List each line of the data that holds the string "system", please.

-- Dataset items --
........

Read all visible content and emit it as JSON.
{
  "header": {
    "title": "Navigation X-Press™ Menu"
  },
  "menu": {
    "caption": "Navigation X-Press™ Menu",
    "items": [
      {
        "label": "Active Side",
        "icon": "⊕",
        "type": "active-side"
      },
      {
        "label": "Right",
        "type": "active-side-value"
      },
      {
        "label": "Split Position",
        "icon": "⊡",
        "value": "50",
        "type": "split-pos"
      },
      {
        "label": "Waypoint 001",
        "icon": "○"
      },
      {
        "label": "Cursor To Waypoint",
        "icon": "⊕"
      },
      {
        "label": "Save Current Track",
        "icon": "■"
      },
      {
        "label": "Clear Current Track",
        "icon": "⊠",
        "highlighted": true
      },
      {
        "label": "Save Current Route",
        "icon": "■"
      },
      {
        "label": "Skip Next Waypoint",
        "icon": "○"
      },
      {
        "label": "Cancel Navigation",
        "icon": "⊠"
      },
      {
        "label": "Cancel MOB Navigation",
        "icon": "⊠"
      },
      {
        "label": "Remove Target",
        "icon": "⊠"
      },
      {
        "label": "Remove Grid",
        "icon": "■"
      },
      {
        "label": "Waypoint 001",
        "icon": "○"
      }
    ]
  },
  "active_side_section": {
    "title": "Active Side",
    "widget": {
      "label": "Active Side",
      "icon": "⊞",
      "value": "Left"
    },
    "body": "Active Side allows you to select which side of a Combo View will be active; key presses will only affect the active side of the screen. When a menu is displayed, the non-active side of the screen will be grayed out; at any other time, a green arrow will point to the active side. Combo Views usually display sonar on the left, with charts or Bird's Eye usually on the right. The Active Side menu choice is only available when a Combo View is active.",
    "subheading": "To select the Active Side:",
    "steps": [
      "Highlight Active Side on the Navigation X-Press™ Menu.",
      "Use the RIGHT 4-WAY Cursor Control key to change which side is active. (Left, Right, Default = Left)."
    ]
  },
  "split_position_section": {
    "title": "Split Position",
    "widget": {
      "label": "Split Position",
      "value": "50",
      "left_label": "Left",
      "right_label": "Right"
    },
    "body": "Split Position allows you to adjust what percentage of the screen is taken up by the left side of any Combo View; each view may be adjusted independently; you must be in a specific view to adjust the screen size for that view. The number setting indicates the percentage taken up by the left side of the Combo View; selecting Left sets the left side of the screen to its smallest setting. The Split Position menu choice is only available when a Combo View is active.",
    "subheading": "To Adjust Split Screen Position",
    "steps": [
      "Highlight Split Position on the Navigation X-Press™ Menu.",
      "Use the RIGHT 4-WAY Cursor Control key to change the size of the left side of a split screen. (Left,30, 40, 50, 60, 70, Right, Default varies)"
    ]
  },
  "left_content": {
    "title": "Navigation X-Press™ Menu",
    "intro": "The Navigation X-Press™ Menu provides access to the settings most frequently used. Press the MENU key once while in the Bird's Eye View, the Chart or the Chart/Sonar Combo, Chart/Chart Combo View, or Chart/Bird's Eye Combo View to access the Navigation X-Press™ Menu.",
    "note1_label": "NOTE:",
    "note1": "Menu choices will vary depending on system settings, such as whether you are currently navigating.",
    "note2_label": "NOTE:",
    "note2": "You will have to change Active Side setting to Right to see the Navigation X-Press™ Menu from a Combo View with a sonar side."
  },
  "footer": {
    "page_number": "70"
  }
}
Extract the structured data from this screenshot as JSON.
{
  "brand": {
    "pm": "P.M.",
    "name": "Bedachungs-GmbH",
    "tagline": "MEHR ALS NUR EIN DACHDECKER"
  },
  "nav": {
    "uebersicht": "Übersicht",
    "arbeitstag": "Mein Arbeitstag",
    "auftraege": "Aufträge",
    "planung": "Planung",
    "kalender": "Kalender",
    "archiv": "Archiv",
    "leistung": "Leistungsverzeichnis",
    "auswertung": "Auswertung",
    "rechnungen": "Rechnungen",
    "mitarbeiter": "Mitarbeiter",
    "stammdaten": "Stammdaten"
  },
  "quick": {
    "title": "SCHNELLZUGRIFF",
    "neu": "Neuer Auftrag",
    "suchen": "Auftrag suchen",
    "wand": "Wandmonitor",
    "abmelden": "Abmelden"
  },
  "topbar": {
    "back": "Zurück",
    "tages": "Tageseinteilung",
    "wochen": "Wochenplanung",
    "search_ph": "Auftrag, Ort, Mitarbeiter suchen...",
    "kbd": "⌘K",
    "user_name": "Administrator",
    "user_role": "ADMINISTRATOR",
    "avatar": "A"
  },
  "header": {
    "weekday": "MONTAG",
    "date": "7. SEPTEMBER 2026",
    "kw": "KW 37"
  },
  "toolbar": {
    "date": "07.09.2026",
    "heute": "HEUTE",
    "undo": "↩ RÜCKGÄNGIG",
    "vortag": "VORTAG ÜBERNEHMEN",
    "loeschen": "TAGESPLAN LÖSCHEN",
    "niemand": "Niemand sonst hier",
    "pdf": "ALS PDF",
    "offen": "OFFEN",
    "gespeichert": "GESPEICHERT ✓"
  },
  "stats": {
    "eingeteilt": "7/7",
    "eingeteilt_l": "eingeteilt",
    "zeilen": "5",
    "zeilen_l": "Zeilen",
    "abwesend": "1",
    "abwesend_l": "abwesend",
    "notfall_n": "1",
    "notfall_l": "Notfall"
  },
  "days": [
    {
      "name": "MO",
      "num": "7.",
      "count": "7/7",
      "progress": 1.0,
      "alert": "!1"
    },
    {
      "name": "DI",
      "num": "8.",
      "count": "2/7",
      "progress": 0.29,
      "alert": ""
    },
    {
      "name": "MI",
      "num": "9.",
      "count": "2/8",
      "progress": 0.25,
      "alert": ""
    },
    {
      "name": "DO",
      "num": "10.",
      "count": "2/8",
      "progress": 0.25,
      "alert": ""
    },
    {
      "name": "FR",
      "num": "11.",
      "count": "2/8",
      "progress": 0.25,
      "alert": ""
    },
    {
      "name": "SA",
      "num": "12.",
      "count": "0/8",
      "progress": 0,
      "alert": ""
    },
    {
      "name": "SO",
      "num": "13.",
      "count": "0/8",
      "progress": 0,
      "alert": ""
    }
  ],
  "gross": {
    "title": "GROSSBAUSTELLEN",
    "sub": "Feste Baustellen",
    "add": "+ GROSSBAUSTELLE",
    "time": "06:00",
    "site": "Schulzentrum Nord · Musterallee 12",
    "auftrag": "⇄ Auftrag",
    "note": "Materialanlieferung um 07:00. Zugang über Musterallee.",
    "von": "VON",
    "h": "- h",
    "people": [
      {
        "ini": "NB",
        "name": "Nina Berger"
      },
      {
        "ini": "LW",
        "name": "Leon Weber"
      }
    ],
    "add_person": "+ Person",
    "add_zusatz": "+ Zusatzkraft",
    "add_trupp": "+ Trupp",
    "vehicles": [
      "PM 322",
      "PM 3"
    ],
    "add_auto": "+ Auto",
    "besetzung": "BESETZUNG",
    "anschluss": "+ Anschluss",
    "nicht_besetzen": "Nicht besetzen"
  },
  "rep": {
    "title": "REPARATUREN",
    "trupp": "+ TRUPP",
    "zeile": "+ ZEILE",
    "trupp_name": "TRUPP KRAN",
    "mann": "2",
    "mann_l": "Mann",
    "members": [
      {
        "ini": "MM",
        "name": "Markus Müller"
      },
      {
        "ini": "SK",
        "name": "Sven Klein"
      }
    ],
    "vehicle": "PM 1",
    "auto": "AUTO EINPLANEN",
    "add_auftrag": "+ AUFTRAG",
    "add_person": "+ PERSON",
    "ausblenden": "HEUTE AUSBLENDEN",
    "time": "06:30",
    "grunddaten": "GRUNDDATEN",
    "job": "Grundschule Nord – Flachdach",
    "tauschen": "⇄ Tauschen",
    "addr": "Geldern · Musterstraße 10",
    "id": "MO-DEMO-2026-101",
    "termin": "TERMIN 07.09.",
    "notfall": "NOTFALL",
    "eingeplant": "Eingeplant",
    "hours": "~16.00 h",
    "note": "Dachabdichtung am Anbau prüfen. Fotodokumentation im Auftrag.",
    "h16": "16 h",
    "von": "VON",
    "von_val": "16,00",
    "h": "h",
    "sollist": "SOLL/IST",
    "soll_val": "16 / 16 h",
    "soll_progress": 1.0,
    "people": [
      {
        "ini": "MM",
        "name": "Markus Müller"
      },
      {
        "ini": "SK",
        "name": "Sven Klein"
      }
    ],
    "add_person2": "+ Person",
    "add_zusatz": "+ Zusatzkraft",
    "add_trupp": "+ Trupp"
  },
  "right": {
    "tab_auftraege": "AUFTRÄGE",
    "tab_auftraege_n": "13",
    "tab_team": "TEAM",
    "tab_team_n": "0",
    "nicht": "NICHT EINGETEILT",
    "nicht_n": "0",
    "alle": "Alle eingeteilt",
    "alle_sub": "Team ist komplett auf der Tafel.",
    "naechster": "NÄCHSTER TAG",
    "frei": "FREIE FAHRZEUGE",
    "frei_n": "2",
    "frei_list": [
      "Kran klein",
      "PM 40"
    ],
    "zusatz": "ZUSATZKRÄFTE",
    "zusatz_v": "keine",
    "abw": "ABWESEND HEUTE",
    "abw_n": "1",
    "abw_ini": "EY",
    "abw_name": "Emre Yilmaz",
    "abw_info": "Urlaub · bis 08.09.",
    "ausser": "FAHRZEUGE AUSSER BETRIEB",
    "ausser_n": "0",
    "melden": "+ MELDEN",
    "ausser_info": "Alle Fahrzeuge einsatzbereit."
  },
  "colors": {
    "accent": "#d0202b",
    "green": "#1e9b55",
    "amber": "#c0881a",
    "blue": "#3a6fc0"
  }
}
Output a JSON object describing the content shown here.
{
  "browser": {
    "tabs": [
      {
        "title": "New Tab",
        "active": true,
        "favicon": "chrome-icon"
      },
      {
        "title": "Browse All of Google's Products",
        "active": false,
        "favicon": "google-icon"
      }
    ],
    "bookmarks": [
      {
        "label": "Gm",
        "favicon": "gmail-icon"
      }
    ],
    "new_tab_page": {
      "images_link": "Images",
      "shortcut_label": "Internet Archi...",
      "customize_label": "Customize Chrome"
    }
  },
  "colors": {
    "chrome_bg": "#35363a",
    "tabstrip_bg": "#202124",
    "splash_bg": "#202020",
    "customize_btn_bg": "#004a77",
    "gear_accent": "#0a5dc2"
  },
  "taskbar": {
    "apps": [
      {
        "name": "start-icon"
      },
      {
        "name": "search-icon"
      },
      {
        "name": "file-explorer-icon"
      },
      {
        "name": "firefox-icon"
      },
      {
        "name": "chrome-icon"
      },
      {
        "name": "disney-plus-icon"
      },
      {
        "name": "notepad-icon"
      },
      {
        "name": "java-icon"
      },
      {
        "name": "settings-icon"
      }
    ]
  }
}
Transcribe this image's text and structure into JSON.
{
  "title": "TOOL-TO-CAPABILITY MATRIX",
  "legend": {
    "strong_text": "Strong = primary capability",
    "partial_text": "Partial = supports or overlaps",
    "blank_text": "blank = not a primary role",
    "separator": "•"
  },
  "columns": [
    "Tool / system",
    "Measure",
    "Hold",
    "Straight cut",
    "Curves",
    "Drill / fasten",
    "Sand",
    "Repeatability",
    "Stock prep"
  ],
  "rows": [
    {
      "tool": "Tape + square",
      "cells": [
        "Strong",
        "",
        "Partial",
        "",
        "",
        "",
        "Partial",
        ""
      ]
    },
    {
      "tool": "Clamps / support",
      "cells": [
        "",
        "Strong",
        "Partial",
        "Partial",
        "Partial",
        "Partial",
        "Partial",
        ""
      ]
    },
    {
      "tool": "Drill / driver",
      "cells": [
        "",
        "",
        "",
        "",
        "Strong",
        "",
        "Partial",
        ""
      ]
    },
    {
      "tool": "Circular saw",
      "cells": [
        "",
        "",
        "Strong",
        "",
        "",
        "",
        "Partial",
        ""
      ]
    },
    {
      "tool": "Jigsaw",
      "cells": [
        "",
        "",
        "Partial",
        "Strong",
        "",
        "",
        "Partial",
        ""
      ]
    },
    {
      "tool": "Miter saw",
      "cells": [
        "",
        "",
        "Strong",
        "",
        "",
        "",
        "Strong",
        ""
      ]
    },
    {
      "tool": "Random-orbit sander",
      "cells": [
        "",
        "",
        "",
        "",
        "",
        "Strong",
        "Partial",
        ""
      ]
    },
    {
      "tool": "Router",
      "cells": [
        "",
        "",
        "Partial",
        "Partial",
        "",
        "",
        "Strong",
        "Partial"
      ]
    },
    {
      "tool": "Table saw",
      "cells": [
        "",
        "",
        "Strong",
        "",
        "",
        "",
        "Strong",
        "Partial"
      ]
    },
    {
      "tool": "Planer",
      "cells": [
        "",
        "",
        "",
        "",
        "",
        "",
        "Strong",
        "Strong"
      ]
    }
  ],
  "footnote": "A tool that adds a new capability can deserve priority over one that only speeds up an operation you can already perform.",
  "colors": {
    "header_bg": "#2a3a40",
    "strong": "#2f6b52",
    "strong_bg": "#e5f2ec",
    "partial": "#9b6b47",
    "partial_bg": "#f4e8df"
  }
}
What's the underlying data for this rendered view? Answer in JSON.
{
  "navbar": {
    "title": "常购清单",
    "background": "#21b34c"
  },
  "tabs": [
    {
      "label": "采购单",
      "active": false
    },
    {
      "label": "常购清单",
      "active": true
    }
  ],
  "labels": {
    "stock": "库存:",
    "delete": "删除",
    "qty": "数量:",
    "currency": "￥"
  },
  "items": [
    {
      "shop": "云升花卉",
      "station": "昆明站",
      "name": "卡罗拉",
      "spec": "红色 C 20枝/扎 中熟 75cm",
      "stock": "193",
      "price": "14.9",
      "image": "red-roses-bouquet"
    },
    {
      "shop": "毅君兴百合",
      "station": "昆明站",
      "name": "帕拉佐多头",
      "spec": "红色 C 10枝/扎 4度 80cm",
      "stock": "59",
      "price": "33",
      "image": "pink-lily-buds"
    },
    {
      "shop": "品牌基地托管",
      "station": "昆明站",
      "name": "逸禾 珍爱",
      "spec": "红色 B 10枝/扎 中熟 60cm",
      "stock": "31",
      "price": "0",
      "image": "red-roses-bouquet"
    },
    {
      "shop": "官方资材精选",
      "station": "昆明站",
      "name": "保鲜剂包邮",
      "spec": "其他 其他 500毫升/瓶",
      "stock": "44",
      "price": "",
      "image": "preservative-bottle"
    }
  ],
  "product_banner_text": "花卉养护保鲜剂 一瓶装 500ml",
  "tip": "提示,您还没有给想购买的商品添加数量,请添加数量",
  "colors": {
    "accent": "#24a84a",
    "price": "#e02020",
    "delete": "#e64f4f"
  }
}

........

-- OUTPUT FOR THIS EXERCISE --
    "note1": "Menu choices will vary depending on system settings, such as whether you are currently navigating.",
    "Tool / system",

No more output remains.